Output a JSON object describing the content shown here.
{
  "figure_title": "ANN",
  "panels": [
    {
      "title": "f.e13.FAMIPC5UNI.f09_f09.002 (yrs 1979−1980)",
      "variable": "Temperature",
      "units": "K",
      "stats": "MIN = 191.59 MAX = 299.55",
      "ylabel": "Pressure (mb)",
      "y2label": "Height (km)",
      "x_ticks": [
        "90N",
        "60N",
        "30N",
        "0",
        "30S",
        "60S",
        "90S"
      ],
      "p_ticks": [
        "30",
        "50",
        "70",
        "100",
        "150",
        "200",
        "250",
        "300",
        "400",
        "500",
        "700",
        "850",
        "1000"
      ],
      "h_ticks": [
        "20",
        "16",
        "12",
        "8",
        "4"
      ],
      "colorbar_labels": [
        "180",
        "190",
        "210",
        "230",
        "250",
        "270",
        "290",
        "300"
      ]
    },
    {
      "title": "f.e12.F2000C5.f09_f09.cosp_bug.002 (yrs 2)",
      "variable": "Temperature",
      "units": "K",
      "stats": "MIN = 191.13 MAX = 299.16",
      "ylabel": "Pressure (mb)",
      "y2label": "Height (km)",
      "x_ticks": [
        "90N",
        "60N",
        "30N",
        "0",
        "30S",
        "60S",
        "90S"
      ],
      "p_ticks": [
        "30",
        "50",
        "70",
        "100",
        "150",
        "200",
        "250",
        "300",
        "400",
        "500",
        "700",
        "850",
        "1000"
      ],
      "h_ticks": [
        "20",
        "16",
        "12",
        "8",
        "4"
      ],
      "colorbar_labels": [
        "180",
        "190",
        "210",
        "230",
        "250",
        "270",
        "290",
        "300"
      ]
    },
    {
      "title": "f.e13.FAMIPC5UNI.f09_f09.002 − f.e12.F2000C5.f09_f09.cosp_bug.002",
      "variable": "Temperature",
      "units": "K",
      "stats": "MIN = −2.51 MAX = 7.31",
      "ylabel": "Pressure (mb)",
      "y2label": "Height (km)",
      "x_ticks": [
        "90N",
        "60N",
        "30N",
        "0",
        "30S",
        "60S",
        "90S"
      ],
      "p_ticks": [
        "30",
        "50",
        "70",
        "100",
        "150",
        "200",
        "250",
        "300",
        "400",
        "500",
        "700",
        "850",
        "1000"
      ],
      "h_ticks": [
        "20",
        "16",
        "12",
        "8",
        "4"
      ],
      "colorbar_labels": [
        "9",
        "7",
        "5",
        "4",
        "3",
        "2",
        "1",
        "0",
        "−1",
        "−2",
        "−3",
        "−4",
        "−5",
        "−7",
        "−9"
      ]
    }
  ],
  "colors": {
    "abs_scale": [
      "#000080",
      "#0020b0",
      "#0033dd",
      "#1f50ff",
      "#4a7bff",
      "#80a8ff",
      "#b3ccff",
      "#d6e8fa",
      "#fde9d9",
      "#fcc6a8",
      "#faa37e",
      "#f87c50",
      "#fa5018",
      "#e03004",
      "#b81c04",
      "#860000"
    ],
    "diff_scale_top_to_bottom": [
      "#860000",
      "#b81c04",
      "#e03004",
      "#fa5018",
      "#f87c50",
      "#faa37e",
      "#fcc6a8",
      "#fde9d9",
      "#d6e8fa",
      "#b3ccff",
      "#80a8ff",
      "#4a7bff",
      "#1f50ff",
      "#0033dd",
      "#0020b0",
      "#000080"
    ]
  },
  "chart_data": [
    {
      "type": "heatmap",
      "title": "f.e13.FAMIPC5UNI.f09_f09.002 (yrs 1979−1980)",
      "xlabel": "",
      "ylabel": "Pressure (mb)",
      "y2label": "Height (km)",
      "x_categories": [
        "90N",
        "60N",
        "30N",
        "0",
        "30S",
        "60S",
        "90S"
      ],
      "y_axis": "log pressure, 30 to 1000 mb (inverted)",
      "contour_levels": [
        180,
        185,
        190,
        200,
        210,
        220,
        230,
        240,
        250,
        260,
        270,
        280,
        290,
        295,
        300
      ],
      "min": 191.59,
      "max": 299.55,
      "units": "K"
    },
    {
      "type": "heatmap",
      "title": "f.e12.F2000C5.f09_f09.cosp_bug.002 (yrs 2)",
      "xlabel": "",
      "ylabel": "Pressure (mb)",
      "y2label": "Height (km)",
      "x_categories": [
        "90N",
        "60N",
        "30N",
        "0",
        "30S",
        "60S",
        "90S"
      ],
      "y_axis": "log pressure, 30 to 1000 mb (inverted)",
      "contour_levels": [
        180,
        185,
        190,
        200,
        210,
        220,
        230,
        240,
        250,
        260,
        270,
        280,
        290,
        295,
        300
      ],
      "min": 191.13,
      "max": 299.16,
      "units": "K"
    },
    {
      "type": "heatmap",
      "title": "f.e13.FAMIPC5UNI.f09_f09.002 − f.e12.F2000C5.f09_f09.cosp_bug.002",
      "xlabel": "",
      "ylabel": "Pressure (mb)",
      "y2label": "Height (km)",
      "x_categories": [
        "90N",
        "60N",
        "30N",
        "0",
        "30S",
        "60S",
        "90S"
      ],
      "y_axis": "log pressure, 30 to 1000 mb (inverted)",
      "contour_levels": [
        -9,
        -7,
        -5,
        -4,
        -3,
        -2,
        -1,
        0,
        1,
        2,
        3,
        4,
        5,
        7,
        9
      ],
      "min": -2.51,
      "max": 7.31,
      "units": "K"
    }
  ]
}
------------------------------------------------------------
Set exercise> Repeat the entries above exactly, leaving nothing out.

Result of this task>
Output a JSON object describing the content shown here.
{
  "figure_title": "ANN",
  "panels": [
    {
      "title": "f.e13.FAMIPC5UNI.f09_f09.002 (yrs 1979−1980)",
      "variable": "Temperature",
      "units": "K",
      "stats": "MIN = 191.59 MAX = 299.55",
      "ylabel": "Pressure (mb)",
      "y2label": "Height (km)",
      "x_ticks": [
        "90N",
        "60N",
        "30N",
        "0",
        "30S",
        "60S",
        "90S"
      ],
      "p_ticks": [
        "30",
        "50",
        "70",
        "100",
        "150",
        "200",
        "250",
        "300",
        "400",
        "500",
        "700",
        "850",
        "1000"
      ],
      "h_ticks": [
        "20",
        "16",
        "12",
        "8",
        "4"
      ],
      "colorbar_labels": [
        "180",
        "190",
        "210",
        "230",
        "250",
        "270",
        "290",
        "300"
      ]
    },
    {
      "title": "f.e12.F2000C5.f09_f09.cosp_bug.002 (yrs 2)",
      "variable": "Temperature",
      "units": "K",
      "stats": "MIN = 191.13 MAX = 299.16",
      "ylabel": "Pressure (mb)",
      "y2label": "Height (km)",
      "x_ticks": [
        "90N",
        "60N",
        "30N",
        "0",
        "30S",
        "60S",
        "90S"
      ],
      "p_ticks": [
        "30",
        "50",
        "70",
        "100",
        "150",
        "200",
        "250",
        "300",
        "400",
        "500",
        "700",
        "850",
        "1000"
      ],
      "h_ticks": [
        "20",
        "16",
        "12",
        "8",
        "4"
      ],
      "colorbar_labels": [
        "180",
        "190",
        "210",
        "230",
        "250",
        "270",
        "290",
        "300"
      ]
    },
    {
      "title": "f.e13.FAMIPC5UNI.f09_f09.002 − f.e12.F2000C5.f09_f09.cosp_bug.002",
      "variable": "Temperature",
      "units": "K",
      "stats": "MIN = −2.51 MAX = 7.31",
      "ylabel": "Pressure (mb)",
      "y2label": "Height (km)",
      "x_ticks": [
        "90N",
        "60N",
        "30N",
        "0",
        "30S",
        "60S",
        "90S"
      ],
      "p_ticks": [
        "30",
        "50",
        "70",
        "100",
        "150",
        "200",
        "250",
        "300",
        "400",
        "500",
        "700",
        "850",
        "1000"
      ],
      "h_ticks": [
        "20",
        "16",
        "12",
        "8",
        "4"
      ],
      "colorbar_labels": [
        "9",
        "7",
        "5",
        "4",
        "3",
        "2",
        "1",
        "0",
        "−1",
        "−2",
        "−3",
        "−4",
        "−5",
        "−7",
        "−9"
      ]
    }
  ],
  "colors": {
    "abs_scale": [
      "#000080",
      "#0020b0",
      "#0033dd",
      "#1f50ff",
      "#4a7bff",
      "#80a8ff",
      "#b3ccff",
      "#d6e8fa",
      "#fde9d9",
      "#fcc6a8",
      "#faa37e",
      "#f87c50",
      "#fa5018",
      "#e03004",
      "#b81c04",
      "#860000"
    ],
    "diff_scale_top_to_bottom": [
      "#860000",
      "#b81c04",
      "#e03004",
      "#fa5018",
      "#f87c50",
      "#faa37e",
      "#fcc6a8",
      "#fde9d9",
      "#d6e8fa",
      "#b3ccff",
      "#80a8ff",
      "#4a7bff",
      "#1f50ff",
      "#0033dd",
      "#0020b0",
      "#000080"
    ]
  },
  "chart_data": [
    {
      "type": "heatmap",
      "title": "f.e13.FAMIPC5UNI.f09_f09.002 (yrs 1979−1980)",
      "xlabel": "",
      "ylabel": "Pressure (mb)",
      "y2label": "Height (km)",
      "x_categories": [
        "90N",
        "60N",
        "30N",
        "0",
        "30S",
        "60S",
        "90S"
      ],
      "y_axis": "log pressure, 30 to 1000 mb (inverted)",
      "contour_levels": [
        180,
        185,
        190,
        200,
        210,
        220,
        230,
        240,
        250,
        260,
        270,
        280,
        290,
        295,
        300
      ],
      "min": 191.59,
      "max": 299.55,
      "units": "K"
    },
    {
      "type": "heatmap",
      "title": "f.e12.F2000C5.f09_f09.cosp_bug.002 (yrs 2)",
      "xlabel": "",
      "ylabel": "Pressure (mb)",
      "y2label": "Height (km)",
      "x_categories": [
        "90N",
        "60N",
        "30N",
        "0",
        "30S",
        "60S",
        "90S"
      ],
      "y_axis": "log pressure, 30 to 1000 mb (inverted)",
      "contour_levels": [
        180,
        185,
        190,
        200,
        210,
        220,
        230,
        240,
        250,
        260,
        270,
        280,
        290,
        295,
        300
      ],
      "min": 191.13,
      "max": 299.16,
      "units": "K"
    },
    {
      "type": "heatmap",
      "title": "f.e13.FAMIPC5UNI.f09_f09.002 − f.e12.F2000C5.f09_f09.cosp_bug.002",
      "xlabel": "",
      "ylabel": "Pressure (mb)",
      "y2label": "Height (km)",
      "x_categories": [
        "90N",
        "60N",
        "30N",
        "0",
        "30S",
        "60S",
        "90S"
      ],
      "y_axis": "log pressure, 30 to 1000 mb (inverted)",
      "contour_levels": [
        -9,
        -7,
        -5,
        -4,
        -3,
        -2,
        -1,
        0,
        1,
        2,
        3,
        4,
        5,
        7,
        9
      ],
      "min": -2.51,
      "max": 7.31,
      "units": "K"
    }
  ]
}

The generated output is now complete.